### [Work to do]
Give an exact copy of every line, leaving images out.

### [Entries from a visual dataset]

□ □ □ □ □

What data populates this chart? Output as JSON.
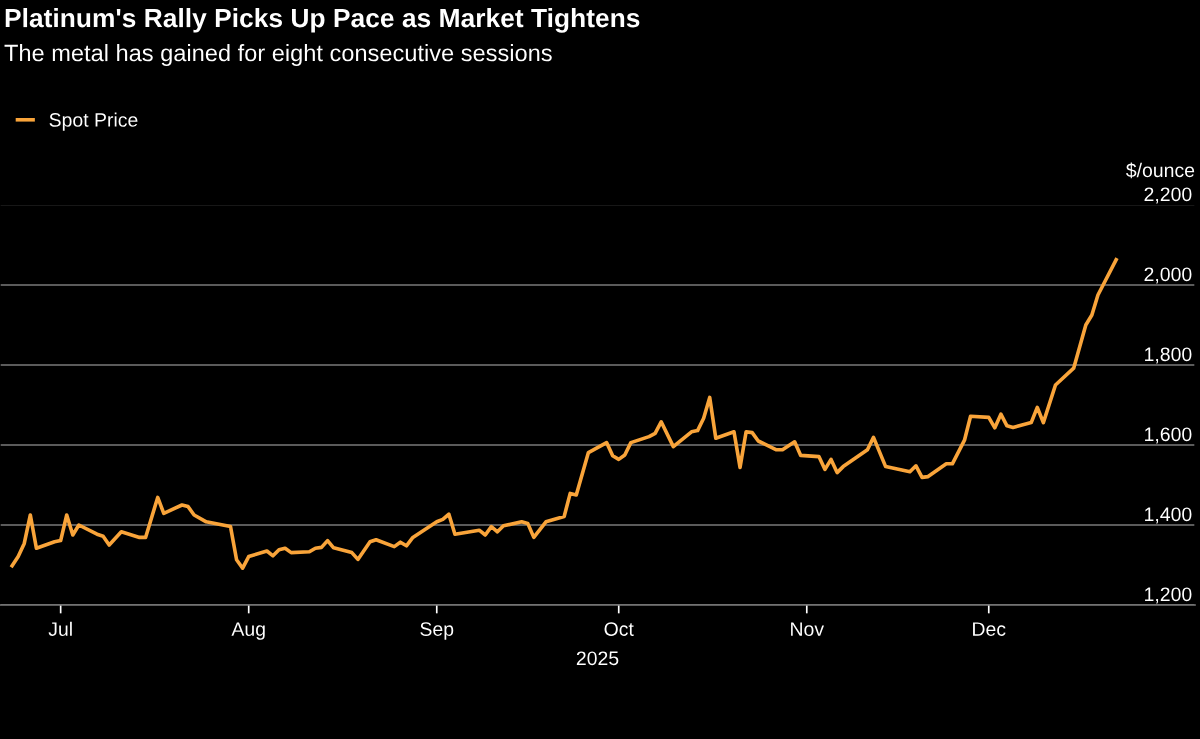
{
  "chart_data": {
    "type": "line",
    "title": "Platinum's Rally Picks Up Pace as Market Tightens",
    "subtitle": "The metal has gained for eight consecutive sessions",
    "xlabel": "2025",
    "ylabel": "$/ounce",
    "xlim": [
      "2025-06-21",
      "2026-01-04"
    ],
    "xticks": [
      {
        "value": "2025-07-01",
        "label": "Jul"
      },
      {
        "value": "2025-08-01",
        "label": "Aug"
      },
      {
        "value": "2025-09-01",
        "label": "Sep"
      },
      {
        "value": "2025-10-01",
        "label": "Oct"
      },
      {
        "value": "2025-11-01",
        "label": "Nov"
      },
      {
        "value": "2025-12-01",
        "label": "Dec"
      }
    ],
    "ylim": [
      1200,
      2200
    ],
    "yticks": [
      {
        "value": 1200,
        "label": "1,200"
      },
      {
        "value": 1400,
        "label": "1,400"
      },
      {
        "value": 1600,
        "label": "1,600"
      },
      {
        "value": 1800,
        "label": "1,800"
      },
      {
        "value": 2000,
        "label": "2,000"
      },
      {
        "value": 2200,
        "label": "2,200"
      }
    ],
    "grid": "y",
    "legend": "top left",
    "marker": "none",
    "line_style": "solid",
    "x": [
      "2025-06-23",
      "2025-06-24",
      "2025-06-25",
      "2025-06-26",
      "2025-06-27",
      "2025-06-30",
      "2025-07-01",
      "2025-07-02",
      "2025-07-03",
      "2025-07-04",
      "2025-07-07",
      "2025-07-08",
      "2025-07-09",
      "2025-07-11",
      "2025-07-14",
      "2025-07-15",
      "2025-07-17",
      "2025-07-18",
      "2025-07-21",
      "2025-07-22",
      "2025-07-23",
      "2025-07-25",
      "2025-07-29",
      "2025-07-30",
      "2025-07-31",
      "2025-08-01",
      "2025-08-04",
      "2025-08-05",
      "2025-08-06",
      "2025-08-07",
      "2025-08-08",
      "2025-08-11",
      "2025-08-12",
      "2025-08-13",
      "2025-08-14",
      "2025-08-15",
      "2025-08-18",
      "2025-08-19",
      "2025-08-21",
      "2025-08-22",
      "2025-08-25",
      "2025-08-26",
      "2025-08-27",
      "2025-08-28",
      "2025-09-01",
      "2025-09-02",
      "2025-09-03",
      "2025-09-04",
      "2025-09-08",
      "2025-09-09",
      "2025-09-10",
      "2025-09-11",
      "2025-09-12",
      "2025-09-15",
      "2025-09-16",
      "2025-09-17",
      "2025-09-19",
      "2025-09-22",
      "2025-09-23",
      "2025-09-24",
      "2025-09-26",
      "2025-09-29",
      "2025-09-30",
      "2025-10-01",
      "2025-10-02",
      "2025-10-03",
      "2025-10-06",
      "2025-10-07",
      "2025-10-08",
      "2025-10-10",
      "2025-10-13",
      "2025-10-14",
      "2025-10-15",
      "2025-10-16",
      "2025-10-17",
      "2025-10-20",
      "2025-10-21",
      "2025-10-22",
      "2025-10-23",
      "2025-10-24",
      "2025-10-27",
      "2025-10-28",
      "2025-10-30",
      "2025-10-31",
      "2025-11-03",
      "2025-11-04",
      "2025-11-05",
      "2025-11-06",
      "2025-11-07",
      "2025-11-11",
      "2025-11-12",
      "2025-11-14",
      "2025-11-18",
      "2025-11-19",
      "2025-11-20",
      "2025-11-21",
      "2025-11-24",
      "2025-11-25",
      "2025-11-27",
      "2025-11-28",
      "2025-12-01",
      "2025-12-02",
      "2025-12-03",
      "2025-12-04",
      "2025-12-05",
      "2025-12-08",
      "2025-12-09",
      "2025-12-10",
      "2025-12-12",
      "2025-12-15",
      "2025-12-17",
      "2025-12-18",
      "2025-12-19",
      "2025-12-22"
    ],
    "series": [
      {
        "name": "Spot Price",
        "color": "#f9a43a",
        "values": [
          1298,
          1321,
          1354,
          1425,
          1342,
          1358,
          1361,
          1425,
          1375,
          1400,
          1377,
          1372,
          1350,
          1383,
          1369,
          1369,
          1469,
          1429,
          1450,
          1446,
          1425,
          1408,
          1396,
          1313,
          1292,
          1321,
          1335,
          1323,
          1338,
          1342,
          1331,
          1333,
          1342,
          1344,
          1361,
          1343,
          1331,
          1314,
          1358,
          1363,
          1346,
          1357,
          1348,
          1368,
          1408,
          1414,
          1427,
          1377,
          1387,
          1375,
          1396,
          1383,
          1398,
          1408,
          1404,
          1369,
          1408,
          1421,
          1479,
          1475,
          1581,
          1606,
          1573,
          1564,
          1575,
          1606,
          1621,
          1629,
          1658,
          1596,
          1633,
          1636,
          1667,
          1719,
          1617,
          1633,
          1544,
          1633,
          1631,
          1610,
          1588,
          1588,
          1608,
          1574,
          1571,
          1539,
          1564,
          1531,
          1546,
          1588,
          1619,
          1546,
          1533,
          1548,
          1519,
          1521,
          1553,
          1553,
          1612,
          1672,
          1669,
          1643,
          1677,
          1648,
          1644,
          1656,
          1694,
          1656,
          1750,
          1792,
          1900,
          1925,
          1975,
          2063
        ]
      }
    ]
  }
}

□ □ □ □ □

### [Task answer]
What data populates this chart? Output as JSON.
{
  "chart_data": {
    "type": "line",
    "title": "Platinum's Rally Picks Up Pace as Market Tightens",
    "subtitle": "The metal has gained for eight consecutive sessions",
    "xlabel": "2025",
    "ylabel": "$/ounce",
    "xlim": [
      "2025-06-21",
      "2026-01-04"
    ],
    "xticks": [
      {
        "value": "2025-07-01",
        "label": "Jul"
      },
      {
        "value": "2025-08-01",
        "label": "Aug"
      },
      {
        "value": "2025-09-01",
        "label": "Sep"
      },
      {
        "value": "2025-10-01",
        "label": "Oct"
      },
      {
        "value": "2025-11-01",
        "label": "Nov"
      },
      {
        "value": "2025-12-01",
        "label": "Dec"
      }
    ],
    "ylim": [
      1200,
      2200
    ],
    "yticks": [
      {
        "value": 1200,
        "label": "1,200"
      },
      {
        "value": 1400,
        "label": "1,400"
      },
      {
        "value": 1600,
        "label": "1,600"
      },
      {
        "value": 1800,
        "label": "1,800"
      },
      {
        "value": 2000,
        "label": "2,000"
      },
      {
        "value": 2200,
        "label": "2,200"
      }
    ],
    "grid": "y",
    "legend": "top left",
    "marker": "none",
    "line_style": "solid",
    "x": [
      "2025-06-23",
      "2025-06-24",
      "2025-06-25",
      "2025-06-26",
      "2025-06-27",
      "2025-06-30",
      "2025-07-01",
      "2025-07-02",
      "2025-07-03",
      "2025-07-04",
      "2025-07-07",
      "2025-07-08",
      "2025-07-09",
      "2025-07-11",
      "2025-07-14",
      "2025-07-15",
      "2025-07-17",
      "2025-07-18",
      "2025-07-21",
      "2025-07-22",
      "2025-07-23",
      "2025-07-25",
      "2025-07-29",
      "2025-07-30",
      "2025-07-31",
      "2025-08-01",
      "2025-08-04",
      "2025-08-05",
      "2025-08-06",
      "2025-08-07",
      "2025-08-08",
      "2025-08-11",
      "2025-08-12",
      "2025-08-13",
      "2025-08-14",
      "2025-08-15",
      "2025-08-18",
      "2025-08-19",
      "2025-08-21",
      "2025-08-22",
      "2025-08-25",
      "2025-08-26",
      "2025-08-27",
      "2025-08-28",
      "2025-09-01",
      "2025-09-02",
      "2025-09-03",
      "2025-09-04",
      "2025-09-08",
      "2025-09-09",
      "2025-09-10",
      "2025-09-11",
      "2025-09-12",
      "2025-09-15",
      "2025-09-16",
      "2025-09-17",
      "2025-09-19",
      "2025-09-22",
      "2025-09-23",
      "2025-09-24",
      "2025-09-26",
      "2025-09-29",
      "2025-09-30",
      "2025-10-01",
      "2025-10-02",
      "2025-10-03",
      "2025-10-06",
      "2025-10-07",
      "2025-10-08",
      "2025-10-10",
      "2025-10-13",
      "2025-10-14",
      "2025-10-15",
      "2025-10-16",
      "2025-10-17",
      "2025-10-20",
      "2025-10-21",
      "2025-10-22",
      "2025-10-23",
      "2025-10-24",
      "2025-10-27",
      "2025-10-28",
      "2025-10-30",
      "2025-10-31",
      "2025-11-03",
      "2025-11-04",
      "2025-11-05",
      "2025-11-06",
      "2025-11-07",
      "2025-11-11",
      "2025-11-12",
      "2025-11-14",
      "2025-11-18",
      "2025-11-19",
      "2025-11-20",
      "2025-11-21",
      "2025-11-24",
      "2025-11-25",
      "2025-11-27",
      "2025-11-28",
      "2025-12-01",
      "2025-12-02",
      "2025-12-03",
      "2025-12-04",
      "2025-12-05",
      "2025-12-08",
      "2025-12-09",
      "2025-12-10",
      "2025-12-12",
      "2025-12-15",
      "2025-12-17",
      "2025-12-18",
      "2025-12-19",
      "2025-12-22"
    ],
    "series": [
      {
        "name": "Spot Price",
        "color": "#f9a43a",
        "values": [
          1298,
          1321,
          1354,
          1425,
          1342,
          1358,
          1361,
          1425,
          1375,
          1400,
          1377,
          1372,
          1350,
          1383,
          1369,
          1369,
          1469,
          1429,
          1450,
          1446,
          1425,
          1408,
          1396,
          1313,
          1292,
          1321,
          1335,
          1323,
          1338,
          1342,
          1331,
          1333,
          1342,
          1344,
          1361,
          1343,
          1331,
          1314,
          1358,
          1363,
          1346,
          1357,
          1348,
          1368,
          1408,
          1414,
          1427,
          1377,
          1387,
          1375,
          1396,
          1383,
          1398,
          1408,
          1404,
          1369,
          1408,
          1421,
          1479,
          1475,
          1581,
          1606,
          1573,
          1564,
          1575,
          1606,
          1621,
          1629,
          1658,
          1596,
          1633,
          1636,
          1667,
          1719,
          1617,
          1633,
          1544,
          1633,
          1631,
          1610,
          1588,
          1588,
          1608,
          1574,
          1571,
          1539,
          1564,
          1531,
          1546,
          1588,
          1619,
          1546,
          1533,
          1548,
          1519,
          1521,
          1553,
          1553,
          1612,
          1672,
          1669,
          1643,
          1677,
          1648,
          1644,
          1656,
          1694,
          1656,
          1750,
          1792,
          1900,
          1925,
          1975,
          2063
        ]
      }
    ]
  }
}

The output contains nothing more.